Read the lines below. Copy out any that hold the string "this".

DATA EXTRACT
+++

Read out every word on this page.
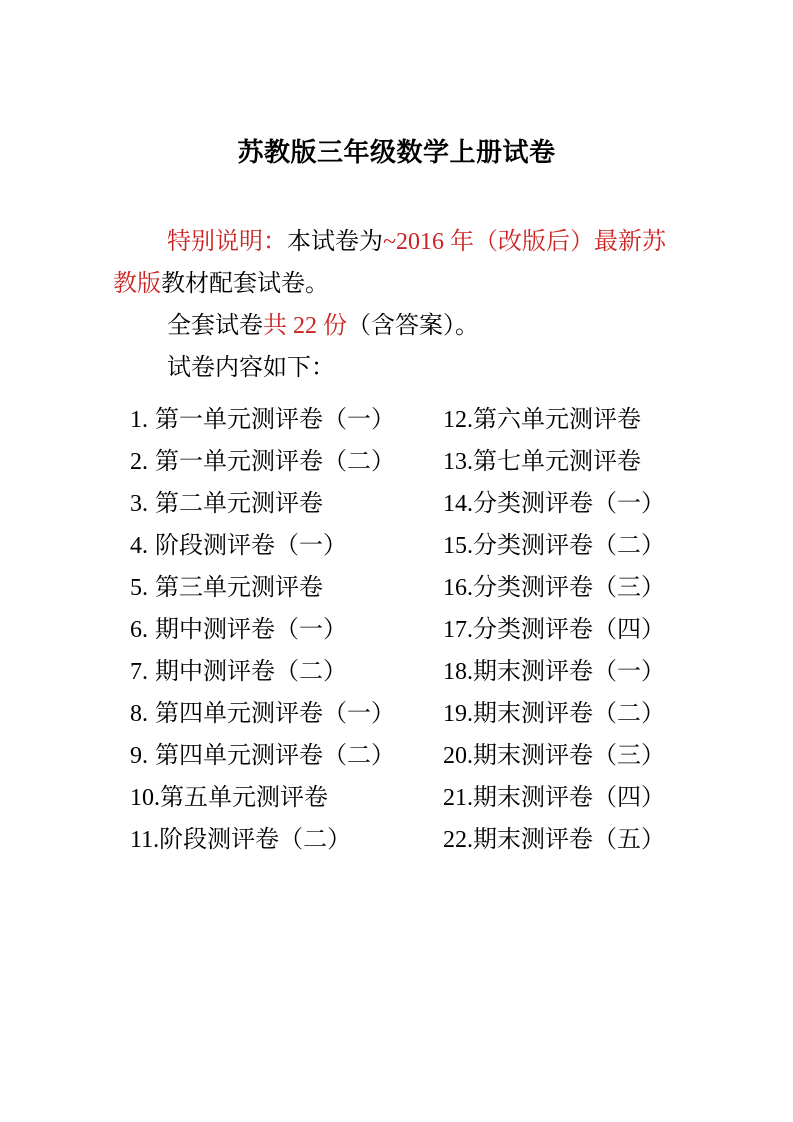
苏教版三年级数学上册试卷

特别说明：本试卷为~2016 年（改版后）最新苏教版教材配套试卷。

全套试卷共 22 份（含答案）。

试卷内容如下：

1. 第一单元测评卷（一）
2. 第一单元测评卷（二）
3. 第二单元测评卷
4. 阶段测评卷（一）
5. 第三单元测评卷
6. 期中测评卷（一）
7. 期中测评卷（二）
8. 第四单元测评卷（一）
9. 第四单元测评卷（二）
10.第五单元测评卷
11.阶段测评卷（二）
12.第六单元测评卷
13.第七单元测评卷
14.分类测评卷（一）
15.分类测评卷（二）
16.分类测评卷（三）
17.分类测评卷（四）
18.期末测评卷（一）
19.期末测评卷（二）
20.期末测评卷（三）
21.期末测评卷（四）
22.期末测评卷（五）
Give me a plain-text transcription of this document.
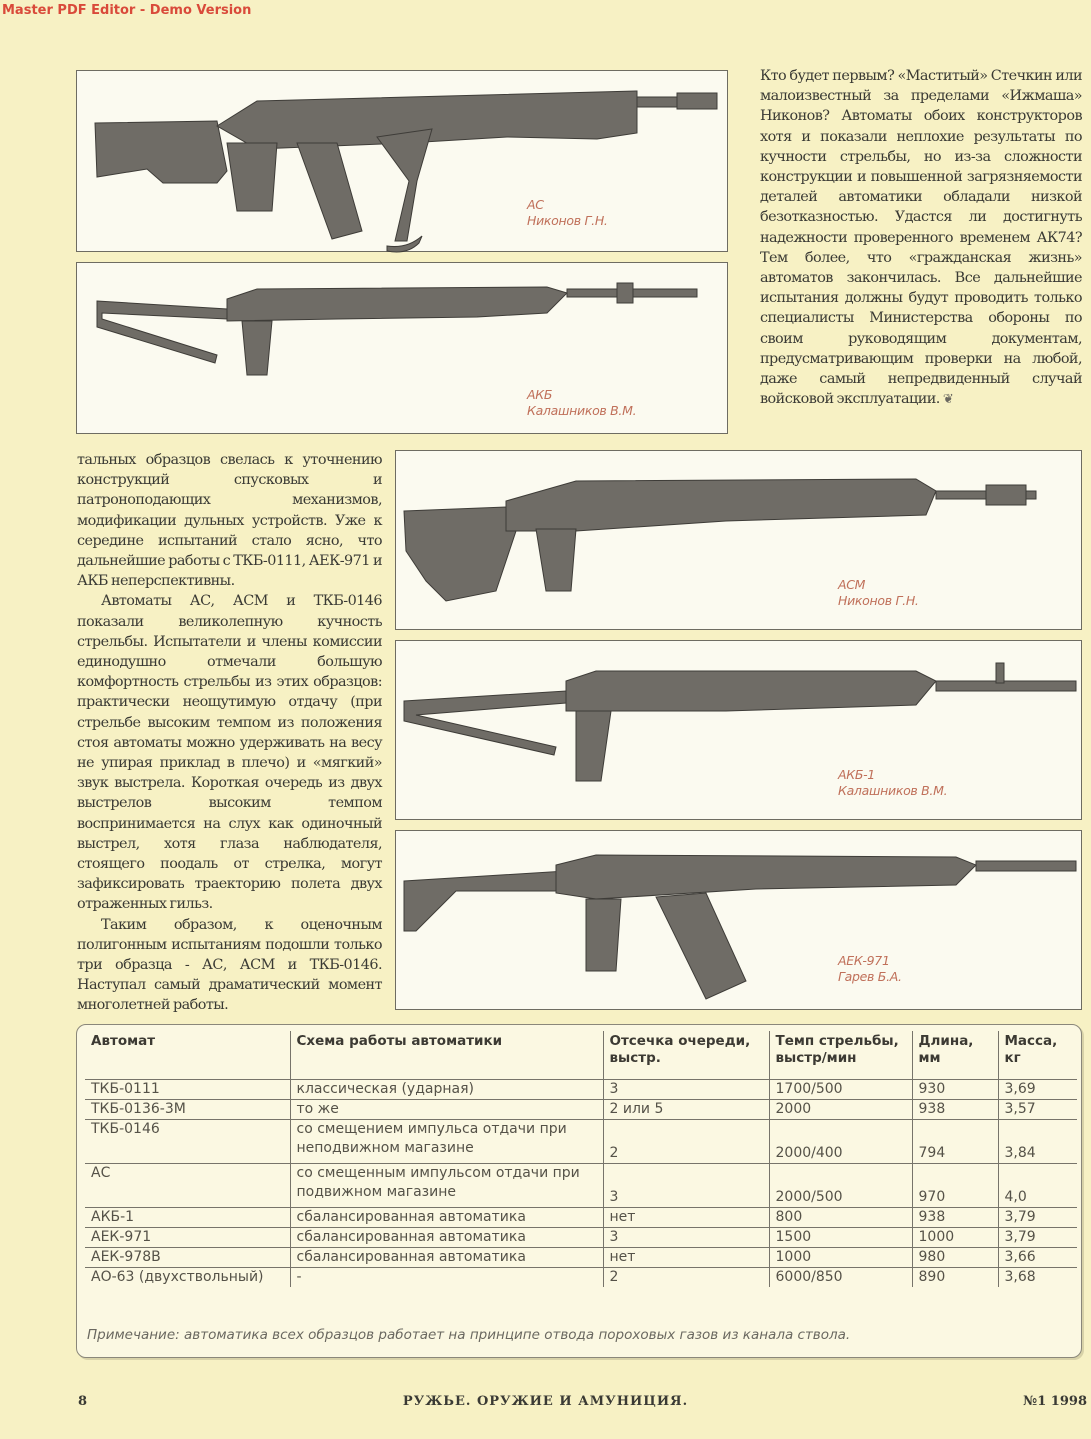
Master PDF Editor - Demo Version
АС
Никонов Г.Н.
АКБ
Калашников В.М.

Кто будет первым? «Маститый» Стечкин или малоизвестный за пределами «Ижмаша» Никонов? Автоматы обоих конструкторов хотя и показали неплохие результаты по кучности стрельбы, но из-за сложности конструкции и повышенной загрязняемости деталей автоматики обладали низкой безотказностью. Удастся ли достигнуть надежности проверенного временем АК74? Тем более, что «гражданская жизнь» автоматов закончилась. Все дальнейшие испытания должны будут проводить только специалисты Министерства обороны по своим руководящим документам, предусматривающим проверки на любой, даже самый непредвиденный случай войсковой эксплуатации. ❦

тальных образцов свелась к уточнению конструкций спусковых и патроноподающих механизмов, модификации дульных устройств. Уже к середине испытаний стало ясно, что дальнейшие работы с ТКБ-0111, АЕК-971 и АКБ неперспективны.

Автоматы АС, АСМ и ТКБ-0146 показали великолепную кучность стрельбы. Испытатели и члены комиссии единодушно отмечали большую комфортность стрельбы из этих образцов: практически неощутимую отдачу (при стрельбе высоким темпом из положения стоя автоматы можно удерживать на весу не упирая приклад в плечо) и «мягкий» звук выстрела. Короткая очередь из двух выстрелов высоким темпом воспринимается на слух как одиночный выстрел, хотя глаза наблюдателя, стоящего поодаль от стрелка, могут зафиксировать траекторию полета двух отраженных гильз.

Таким образом, к оценочным полигонным испытаниям подошли только три образца - АС, АСМ и ТКБ-0146. Наступал самый драматический момент многолетней работы.

АСМ
Никонов Г.Н.
АКБ-1
Калашников В.М.
АЕК-971
Гарев Б.А.
Автомат	Схема работы автоматики	Отсечка очереди, выстр.	Темп стрельбы, выстр/мин	Длина, мм	Масса, кг
ТКБ-0111	классическая (ударная)	3	1700/500	930	3,69
ТКБ-0136-3М	то же	2 или 5	2000	938	3,57
ТКБ-0146	со смещением импульса отдачи при неподвижном магазине	2	2000/400	794	3,84
АС	со смещенным импульсом отдачи при подвижном магазине	3	2000/500	970	4,0
АКБ-1	сбалансированная автоматика	нет	800	938	3,79
АЕК-971	сбалансированная автоматика	3	1500	1000	3,79
АЕК-978В	сбалансированная автоматика	нет	1000	980	3,66
АО-63 (двухствольный)	-	2	6000/850	890	3,68
Примечание: автоматика всех образцов работает на принципе отвода пороховых газов из канала ствола.
8	РУЖЬЕ. ОРУЖИЕ И АМУНИЦИЯ.	№1 1998
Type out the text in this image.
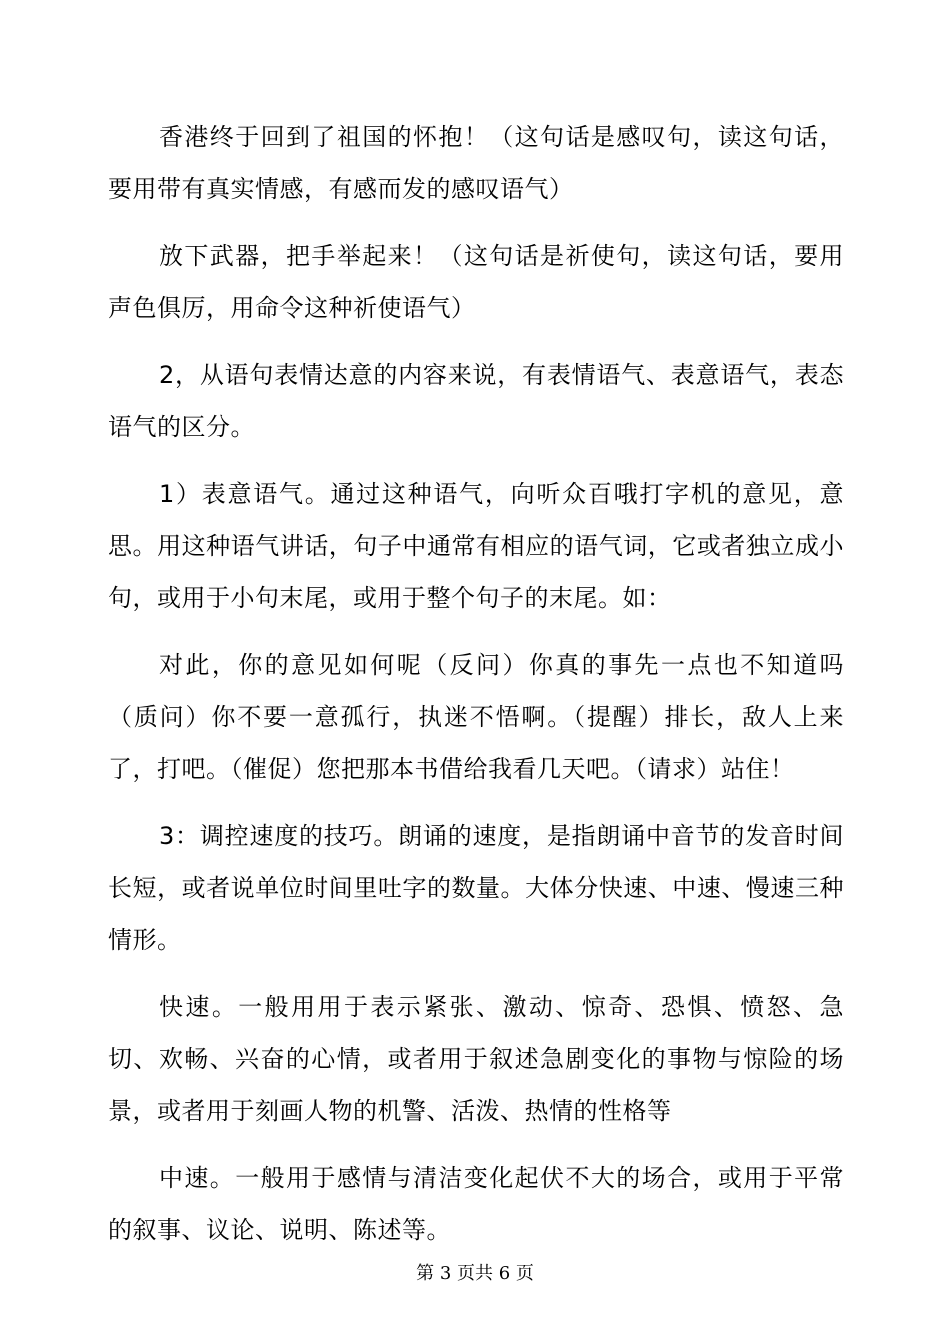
香港终于回到了祖国的怀抱！（这句话是感叹句，读这句话，要用带有真实情感，有感而发的感叹语气）

放下武器，把手举起来！（这句话是祈使句，读这句话，要用声色俱厉，用命令这种祈使语气）

2，从语句表情达意的内容来说，有表情语气、表意语气，表态语气的区分。

1）表意语气。通过这种语气，向听众百哦打字机的意见，意思。用这种语气讲话，句子中通常有相应的语气词，它或者独立成小句，或用于小句末尾，或用于整个句子的末尾。如：

对此，你的意见如何呢（反问）你真的事先一点也不知道吗（质问）你不要一意孤行，执迷不悟啊。（提醒）排长，敌人上来了，打吧。（催促）您把那本书借给我看几天吧。（请求）站住！

3：调控速度的技巧。朗诵的速度，是指朗诵中音节的发音时间长短，或者说单位时间里吐字的数量。大体分快速、中速、慢速三种情形。

快速。一般用用于表示紧张、激动、惊奇、恐惧、愤怒、急切、欢畅、兴奋的心情，或者用于叙述急剧变化的事物与惊险的场景，或者用于刻画人物的机警、活泼、热情的性格等

中速。一般用于感情与清洁变化起伏不大的场合，或用于平常的叙事、议论、说明、陈述等。

第 3 页共 6 页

+++

RESULT
Read out every word on this page.
Give me a plain-text transcription of this document.
Type out the text in this image.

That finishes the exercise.